TO DO
Below are some records. Copy every line in them that holds "dieselben".
╭─ ITEMS
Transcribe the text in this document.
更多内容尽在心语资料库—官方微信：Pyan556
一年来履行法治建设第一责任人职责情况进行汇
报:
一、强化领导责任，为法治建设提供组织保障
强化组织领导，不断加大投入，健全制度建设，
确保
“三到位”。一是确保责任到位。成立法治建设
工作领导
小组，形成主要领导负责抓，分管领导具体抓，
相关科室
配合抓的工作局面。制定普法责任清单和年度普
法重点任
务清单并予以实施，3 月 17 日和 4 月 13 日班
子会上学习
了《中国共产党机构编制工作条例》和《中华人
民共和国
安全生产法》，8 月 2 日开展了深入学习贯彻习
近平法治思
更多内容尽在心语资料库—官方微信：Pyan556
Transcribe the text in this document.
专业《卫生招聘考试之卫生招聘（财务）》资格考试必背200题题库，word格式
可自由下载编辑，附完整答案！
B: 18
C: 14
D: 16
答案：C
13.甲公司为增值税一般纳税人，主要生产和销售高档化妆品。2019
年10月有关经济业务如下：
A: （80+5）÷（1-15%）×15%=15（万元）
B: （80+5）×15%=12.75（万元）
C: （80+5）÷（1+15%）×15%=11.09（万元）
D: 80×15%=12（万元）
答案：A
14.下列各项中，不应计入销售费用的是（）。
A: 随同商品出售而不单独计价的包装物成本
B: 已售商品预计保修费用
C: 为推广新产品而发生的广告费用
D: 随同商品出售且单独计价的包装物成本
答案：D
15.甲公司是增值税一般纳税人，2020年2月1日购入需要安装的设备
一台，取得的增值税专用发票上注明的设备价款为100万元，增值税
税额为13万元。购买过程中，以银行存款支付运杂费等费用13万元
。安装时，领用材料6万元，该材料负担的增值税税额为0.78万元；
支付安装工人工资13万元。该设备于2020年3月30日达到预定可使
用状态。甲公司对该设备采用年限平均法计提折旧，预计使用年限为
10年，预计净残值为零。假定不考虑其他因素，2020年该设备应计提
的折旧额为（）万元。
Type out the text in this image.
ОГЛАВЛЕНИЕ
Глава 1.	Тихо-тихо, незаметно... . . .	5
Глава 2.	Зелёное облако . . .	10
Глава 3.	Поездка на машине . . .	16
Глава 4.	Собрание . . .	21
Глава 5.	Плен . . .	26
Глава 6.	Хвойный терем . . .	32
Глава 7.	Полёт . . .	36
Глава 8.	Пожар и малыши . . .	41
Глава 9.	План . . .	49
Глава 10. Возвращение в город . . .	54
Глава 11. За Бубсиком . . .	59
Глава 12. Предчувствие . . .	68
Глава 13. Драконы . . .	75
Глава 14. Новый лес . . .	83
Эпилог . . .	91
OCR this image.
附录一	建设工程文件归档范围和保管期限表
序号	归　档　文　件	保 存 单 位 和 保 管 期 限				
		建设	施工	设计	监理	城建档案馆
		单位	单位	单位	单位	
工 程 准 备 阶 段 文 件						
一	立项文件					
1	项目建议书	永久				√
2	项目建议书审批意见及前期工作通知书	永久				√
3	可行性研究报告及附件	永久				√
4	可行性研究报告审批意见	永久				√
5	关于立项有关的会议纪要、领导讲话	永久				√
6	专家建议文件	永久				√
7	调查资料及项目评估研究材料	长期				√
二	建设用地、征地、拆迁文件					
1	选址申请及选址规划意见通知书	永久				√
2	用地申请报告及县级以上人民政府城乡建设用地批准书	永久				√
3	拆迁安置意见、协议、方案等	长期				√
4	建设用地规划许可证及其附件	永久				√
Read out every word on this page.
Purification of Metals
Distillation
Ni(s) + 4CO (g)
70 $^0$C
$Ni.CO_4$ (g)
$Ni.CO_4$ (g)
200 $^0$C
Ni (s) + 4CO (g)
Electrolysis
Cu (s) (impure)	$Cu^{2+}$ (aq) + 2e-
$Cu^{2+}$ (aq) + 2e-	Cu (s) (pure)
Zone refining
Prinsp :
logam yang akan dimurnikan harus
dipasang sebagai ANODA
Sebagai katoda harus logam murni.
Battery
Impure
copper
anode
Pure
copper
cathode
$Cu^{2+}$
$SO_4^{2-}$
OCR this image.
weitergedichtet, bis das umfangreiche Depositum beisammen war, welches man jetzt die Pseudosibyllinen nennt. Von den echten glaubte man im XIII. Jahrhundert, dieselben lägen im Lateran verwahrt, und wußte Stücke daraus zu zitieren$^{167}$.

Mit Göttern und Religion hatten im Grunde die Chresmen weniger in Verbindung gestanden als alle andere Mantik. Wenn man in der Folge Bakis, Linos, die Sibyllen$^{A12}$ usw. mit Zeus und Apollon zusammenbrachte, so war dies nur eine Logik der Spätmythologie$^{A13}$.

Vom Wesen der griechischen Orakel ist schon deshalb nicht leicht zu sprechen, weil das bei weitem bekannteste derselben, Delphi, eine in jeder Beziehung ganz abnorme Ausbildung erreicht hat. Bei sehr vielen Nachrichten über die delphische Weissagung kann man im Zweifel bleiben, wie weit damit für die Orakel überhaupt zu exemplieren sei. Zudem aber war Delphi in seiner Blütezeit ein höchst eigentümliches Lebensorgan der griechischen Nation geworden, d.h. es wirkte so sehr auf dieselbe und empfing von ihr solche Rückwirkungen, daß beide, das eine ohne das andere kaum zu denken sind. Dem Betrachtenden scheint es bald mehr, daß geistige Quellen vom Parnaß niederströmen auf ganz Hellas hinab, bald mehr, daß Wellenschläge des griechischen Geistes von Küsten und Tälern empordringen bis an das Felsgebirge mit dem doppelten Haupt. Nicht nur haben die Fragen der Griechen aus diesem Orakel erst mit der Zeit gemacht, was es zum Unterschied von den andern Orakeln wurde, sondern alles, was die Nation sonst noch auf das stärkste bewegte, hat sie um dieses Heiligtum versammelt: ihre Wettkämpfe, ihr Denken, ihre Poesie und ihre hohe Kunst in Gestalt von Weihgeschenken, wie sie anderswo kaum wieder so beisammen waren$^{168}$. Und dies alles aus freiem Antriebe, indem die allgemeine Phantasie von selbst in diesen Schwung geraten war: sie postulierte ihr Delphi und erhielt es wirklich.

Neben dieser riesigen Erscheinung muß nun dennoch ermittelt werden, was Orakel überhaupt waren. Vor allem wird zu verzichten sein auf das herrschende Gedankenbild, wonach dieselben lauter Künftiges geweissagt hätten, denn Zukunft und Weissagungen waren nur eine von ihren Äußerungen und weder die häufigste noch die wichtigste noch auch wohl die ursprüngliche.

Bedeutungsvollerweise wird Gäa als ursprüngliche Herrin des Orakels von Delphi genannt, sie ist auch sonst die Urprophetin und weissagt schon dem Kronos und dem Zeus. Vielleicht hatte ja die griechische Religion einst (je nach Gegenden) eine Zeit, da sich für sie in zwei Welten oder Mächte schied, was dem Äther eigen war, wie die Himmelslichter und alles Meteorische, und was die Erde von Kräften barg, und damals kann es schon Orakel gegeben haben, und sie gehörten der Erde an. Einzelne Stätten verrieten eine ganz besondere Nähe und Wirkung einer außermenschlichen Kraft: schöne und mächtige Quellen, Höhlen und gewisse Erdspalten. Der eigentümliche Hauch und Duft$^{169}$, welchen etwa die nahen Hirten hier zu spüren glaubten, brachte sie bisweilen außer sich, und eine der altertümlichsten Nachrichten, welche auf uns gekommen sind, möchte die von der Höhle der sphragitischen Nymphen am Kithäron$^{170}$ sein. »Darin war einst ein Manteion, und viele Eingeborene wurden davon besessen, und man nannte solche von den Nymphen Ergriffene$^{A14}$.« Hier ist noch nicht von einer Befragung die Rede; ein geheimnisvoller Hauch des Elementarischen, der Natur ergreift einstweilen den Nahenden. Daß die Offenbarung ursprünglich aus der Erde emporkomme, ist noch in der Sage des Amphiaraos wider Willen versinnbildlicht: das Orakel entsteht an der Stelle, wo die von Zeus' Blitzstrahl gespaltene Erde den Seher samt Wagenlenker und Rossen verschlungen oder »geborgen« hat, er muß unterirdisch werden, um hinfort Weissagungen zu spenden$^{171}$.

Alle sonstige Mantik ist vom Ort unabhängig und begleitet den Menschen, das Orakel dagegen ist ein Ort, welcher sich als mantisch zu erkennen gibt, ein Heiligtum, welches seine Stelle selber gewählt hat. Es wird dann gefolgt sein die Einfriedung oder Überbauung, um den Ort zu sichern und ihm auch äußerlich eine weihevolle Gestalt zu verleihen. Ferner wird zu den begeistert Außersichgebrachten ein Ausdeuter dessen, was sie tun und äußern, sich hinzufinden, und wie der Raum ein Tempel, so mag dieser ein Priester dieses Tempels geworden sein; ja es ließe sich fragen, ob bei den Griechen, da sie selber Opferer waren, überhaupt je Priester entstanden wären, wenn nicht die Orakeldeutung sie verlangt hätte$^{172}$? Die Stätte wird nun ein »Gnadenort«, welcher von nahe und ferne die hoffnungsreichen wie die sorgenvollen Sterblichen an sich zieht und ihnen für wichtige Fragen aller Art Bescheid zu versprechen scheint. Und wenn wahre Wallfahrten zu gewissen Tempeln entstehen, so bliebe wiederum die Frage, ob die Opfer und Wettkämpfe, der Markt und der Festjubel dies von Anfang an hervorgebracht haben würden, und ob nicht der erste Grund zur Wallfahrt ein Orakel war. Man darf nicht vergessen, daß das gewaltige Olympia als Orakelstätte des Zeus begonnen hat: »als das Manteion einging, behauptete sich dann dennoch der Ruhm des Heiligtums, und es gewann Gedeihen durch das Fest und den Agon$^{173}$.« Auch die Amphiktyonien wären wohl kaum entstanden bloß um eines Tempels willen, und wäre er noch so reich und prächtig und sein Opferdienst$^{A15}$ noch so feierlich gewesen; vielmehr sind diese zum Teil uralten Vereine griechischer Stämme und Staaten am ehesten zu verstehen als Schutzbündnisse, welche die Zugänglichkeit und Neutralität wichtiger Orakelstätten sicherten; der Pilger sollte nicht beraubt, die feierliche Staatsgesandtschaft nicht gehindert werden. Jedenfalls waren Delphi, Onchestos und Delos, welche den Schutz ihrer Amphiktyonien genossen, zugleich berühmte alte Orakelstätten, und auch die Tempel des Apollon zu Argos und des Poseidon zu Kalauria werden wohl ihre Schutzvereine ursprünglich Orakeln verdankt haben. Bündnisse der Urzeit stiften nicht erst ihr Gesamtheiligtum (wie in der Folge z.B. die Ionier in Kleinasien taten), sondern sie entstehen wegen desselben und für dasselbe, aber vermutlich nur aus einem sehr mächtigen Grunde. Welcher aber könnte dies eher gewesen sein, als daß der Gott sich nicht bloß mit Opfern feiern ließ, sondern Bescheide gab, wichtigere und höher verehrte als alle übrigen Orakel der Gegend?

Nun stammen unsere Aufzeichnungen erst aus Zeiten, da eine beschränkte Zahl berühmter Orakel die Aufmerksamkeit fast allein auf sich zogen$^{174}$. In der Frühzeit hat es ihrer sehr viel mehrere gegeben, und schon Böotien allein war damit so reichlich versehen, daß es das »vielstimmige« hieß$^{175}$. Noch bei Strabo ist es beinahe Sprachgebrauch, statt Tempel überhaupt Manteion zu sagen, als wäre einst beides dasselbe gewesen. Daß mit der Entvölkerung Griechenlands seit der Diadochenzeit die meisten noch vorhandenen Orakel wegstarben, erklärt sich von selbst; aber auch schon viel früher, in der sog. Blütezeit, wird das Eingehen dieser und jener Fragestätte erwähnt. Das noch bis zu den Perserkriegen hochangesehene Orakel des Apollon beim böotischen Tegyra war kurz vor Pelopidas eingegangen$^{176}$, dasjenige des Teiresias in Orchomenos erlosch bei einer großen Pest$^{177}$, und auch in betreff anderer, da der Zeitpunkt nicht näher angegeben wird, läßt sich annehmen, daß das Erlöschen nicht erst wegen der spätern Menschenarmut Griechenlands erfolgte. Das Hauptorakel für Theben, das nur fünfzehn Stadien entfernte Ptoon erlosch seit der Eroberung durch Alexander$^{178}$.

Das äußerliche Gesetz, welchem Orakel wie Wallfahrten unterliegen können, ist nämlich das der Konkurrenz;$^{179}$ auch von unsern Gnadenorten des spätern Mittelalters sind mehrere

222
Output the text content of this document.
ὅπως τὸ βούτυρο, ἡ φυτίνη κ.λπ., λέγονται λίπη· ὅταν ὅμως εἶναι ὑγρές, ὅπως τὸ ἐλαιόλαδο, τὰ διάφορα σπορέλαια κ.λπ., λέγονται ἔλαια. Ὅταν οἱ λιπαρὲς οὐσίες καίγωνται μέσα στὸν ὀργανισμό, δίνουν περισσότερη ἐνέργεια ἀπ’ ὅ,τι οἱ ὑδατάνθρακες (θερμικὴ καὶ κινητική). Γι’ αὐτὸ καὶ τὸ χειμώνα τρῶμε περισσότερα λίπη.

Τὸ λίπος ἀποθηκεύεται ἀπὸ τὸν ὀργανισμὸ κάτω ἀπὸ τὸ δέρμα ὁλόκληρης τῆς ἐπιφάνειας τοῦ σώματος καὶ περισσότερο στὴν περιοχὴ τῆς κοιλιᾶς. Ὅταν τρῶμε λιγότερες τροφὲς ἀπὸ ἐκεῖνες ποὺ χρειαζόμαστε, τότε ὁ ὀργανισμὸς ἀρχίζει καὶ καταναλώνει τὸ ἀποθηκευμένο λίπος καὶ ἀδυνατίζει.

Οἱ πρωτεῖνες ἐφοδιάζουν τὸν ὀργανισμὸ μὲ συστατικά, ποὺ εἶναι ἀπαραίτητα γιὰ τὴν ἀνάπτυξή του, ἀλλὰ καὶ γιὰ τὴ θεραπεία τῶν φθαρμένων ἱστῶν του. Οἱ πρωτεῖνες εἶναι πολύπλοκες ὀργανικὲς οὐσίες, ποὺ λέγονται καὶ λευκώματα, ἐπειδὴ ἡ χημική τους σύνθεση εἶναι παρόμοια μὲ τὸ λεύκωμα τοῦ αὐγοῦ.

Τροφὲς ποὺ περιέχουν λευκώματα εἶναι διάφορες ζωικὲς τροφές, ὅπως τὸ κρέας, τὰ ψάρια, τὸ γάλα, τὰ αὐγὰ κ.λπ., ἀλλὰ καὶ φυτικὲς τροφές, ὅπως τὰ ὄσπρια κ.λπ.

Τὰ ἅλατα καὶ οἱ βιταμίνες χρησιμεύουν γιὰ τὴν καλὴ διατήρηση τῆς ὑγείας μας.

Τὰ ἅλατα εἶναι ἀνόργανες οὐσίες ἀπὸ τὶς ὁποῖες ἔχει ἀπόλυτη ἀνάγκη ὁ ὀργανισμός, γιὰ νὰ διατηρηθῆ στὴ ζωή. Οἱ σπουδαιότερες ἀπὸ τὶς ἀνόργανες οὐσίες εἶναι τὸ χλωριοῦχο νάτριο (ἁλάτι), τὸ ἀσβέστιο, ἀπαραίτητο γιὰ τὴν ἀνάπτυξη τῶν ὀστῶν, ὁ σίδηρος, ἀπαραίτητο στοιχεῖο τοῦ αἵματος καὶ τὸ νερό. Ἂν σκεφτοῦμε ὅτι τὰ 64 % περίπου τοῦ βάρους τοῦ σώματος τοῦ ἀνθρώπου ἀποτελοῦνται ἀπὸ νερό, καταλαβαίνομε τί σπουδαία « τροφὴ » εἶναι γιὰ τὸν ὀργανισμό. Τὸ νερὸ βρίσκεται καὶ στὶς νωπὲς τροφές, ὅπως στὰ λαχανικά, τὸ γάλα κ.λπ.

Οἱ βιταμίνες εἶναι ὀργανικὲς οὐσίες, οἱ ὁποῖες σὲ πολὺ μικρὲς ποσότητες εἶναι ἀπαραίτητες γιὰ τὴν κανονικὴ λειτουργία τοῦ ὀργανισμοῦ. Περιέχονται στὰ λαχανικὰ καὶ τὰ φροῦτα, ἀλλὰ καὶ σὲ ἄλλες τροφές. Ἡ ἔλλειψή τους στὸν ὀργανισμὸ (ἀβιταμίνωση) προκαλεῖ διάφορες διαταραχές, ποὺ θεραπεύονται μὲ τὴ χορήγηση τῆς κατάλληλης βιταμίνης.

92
╰─
EXERCISE SOLUTION
weitergedichtet, bis das umfangreiche Depositum beisammen war, welches man jetzt die Pseudosibyllinen nennt. Von den echten glaubte man im XIII. Jahrhundert, dieselben lägen im Lateran verwahrt, und wußte Stücke daraus zu zitieren$^{167}$.
Neben dieser riesigen Erscheinung muß nun dennoch ermittelt werden, was Orakel überhaupt waren. Vor allem wird zu verzichten sein auf das herrschende Gedankenbild, wonach dieselben lauter Künftiges geweissagt hätten, denn Zukunft und Weissagungen waren nur eine von ihren Äußerungen und weder die häufigste noch die wichtigste noch auch wohl die ursprüngliche.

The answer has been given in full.